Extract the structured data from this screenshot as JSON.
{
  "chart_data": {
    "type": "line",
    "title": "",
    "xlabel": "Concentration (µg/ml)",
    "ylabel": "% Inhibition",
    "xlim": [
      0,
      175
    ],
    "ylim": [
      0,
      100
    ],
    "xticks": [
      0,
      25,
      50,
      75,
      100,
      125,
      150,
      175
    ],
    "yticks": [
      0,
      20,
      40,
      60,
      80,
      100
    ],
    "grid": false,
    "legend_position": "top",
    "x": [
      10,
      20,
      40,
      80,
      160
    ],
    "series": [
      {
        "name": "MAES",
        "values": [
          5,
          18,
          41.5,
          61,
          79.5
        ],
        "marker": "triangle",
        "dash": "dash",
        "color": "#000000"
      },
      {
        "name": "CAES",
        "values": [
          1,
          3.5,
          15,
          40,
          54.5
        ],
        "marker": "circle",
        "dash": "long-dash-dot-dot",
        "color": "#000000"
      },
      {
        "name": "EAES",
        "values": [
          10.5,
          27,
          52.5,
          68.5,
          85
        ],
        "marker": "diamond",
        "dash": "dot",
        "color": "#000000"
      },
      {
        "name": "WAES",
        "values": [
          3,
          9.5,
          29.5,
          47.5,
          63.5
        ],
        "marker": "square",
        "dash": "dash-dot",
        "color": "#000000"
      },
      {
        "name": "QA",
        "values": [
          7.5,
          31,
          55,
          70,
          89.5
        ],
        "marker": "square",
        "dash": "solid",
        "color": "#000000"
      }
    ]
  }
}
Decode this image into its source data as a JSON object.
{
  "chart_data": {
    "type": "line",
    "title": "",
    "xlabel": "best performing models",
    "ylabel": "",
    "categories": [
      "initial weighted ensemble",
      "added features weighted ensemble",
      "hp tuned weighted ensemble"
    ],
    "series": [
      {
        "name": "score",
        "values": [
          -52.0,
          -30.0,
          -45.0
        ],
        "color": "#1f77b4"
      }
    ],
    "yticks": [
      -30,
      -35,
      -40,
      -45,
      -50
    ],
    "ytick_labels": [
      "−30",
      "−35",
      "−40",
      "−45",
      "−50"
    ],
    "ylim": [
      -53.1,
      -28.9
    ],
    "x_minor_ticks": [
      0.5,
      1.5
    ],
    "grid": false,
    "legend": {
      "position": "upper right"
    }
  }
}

########

All of the entries should be written out again exactly.

The answer
Extract the structured data from this screenshot as JSON.
{
  "chart_data": {
    "type": "line",
    "title": "",
    "xlabel": "Concentration (µg/ml)",
    "ylabel": "% Inhibition",
    "xlim": [
      0,
      175
    ],
    "ylim": [
      0,
      100
    ],
    "xticks": [
      0,
      25,
      50,
      75,
      100,
      125,
      150,
      175
    ],
    "yticks": [
      0,
      20,
      40,
      60,
      80,
      100
    ],
    "grid": false,
    "legend_position": "top",
    "x": [
      10,
      20,
      40,
      80,
      160
    ],
    "series": [
      {
        "name": "MAES",
        "values": [
          5,
          18,
          41.5,
          61,
          79.5
        ],
        "marker": "triangle",
        "dash": "dash",
        "color": "#000000"
      },
      {
        "name": "CAES",
        "values": [
          1,
          3.5,
          15,
          40,
          54.5
        ],
        "marker": "circle",
        "dash": "long-dash-dot-dot",
        "color": "#000000"
      },
      {
        "name": "EAES",
        "values": [
          10.5,
          27,
          52.5,
          68.5,
          85
        ],
        "marker": "diamond",
        "dash": "dot",
        "color": "#000000"
      },
      {
        "name": "WAES",
        "values": [
          3,
          9.5,
          29.5,
          47.5,
          63.5
        ],
        "marker": "square",
        "dash": "dash-dot",
        "color": "#000000"
      },
      {
        "name": "QA",
        "values": [
          7.5,
          31,
          55,
          70,
          89.5
        ],
        "marker": "square",
        "dash": "solid",
        "color": "#000000"
      }
    ]
  }
}
Decode this image into its source data as a JSON object.
{
  "chart_data": {
    "type": "line",
    "title": "",
    "xlabel": "best performing models",
    "ylabel": "",
    "categories": [
      "initial weighted ensemble",
      "added features weighted ensemble",
      "hp tuned weighted ensemble"
    ],
    "series": [
      {
        "name": "score",
        "values": [
          -52.0,
          -30.0,
          -45.0
        ],
        "color": "#1f77b4"
      }
    ],
    "yticks": [
      -30,
      -35,
      -40,
      -45,
      -50
    ],
    "ytick_labels": [
      "−30",
      "−35",
      "−40",
      "−45",
      "−50"
    ],
    "ylim": [
      -53.1,
      -28.9
    ],
    "x_minor_ticks": [
      0.5,
      1.5
    ],
    "grid": false,
    "legend": {
      "position": "upper right"
    }
  }
}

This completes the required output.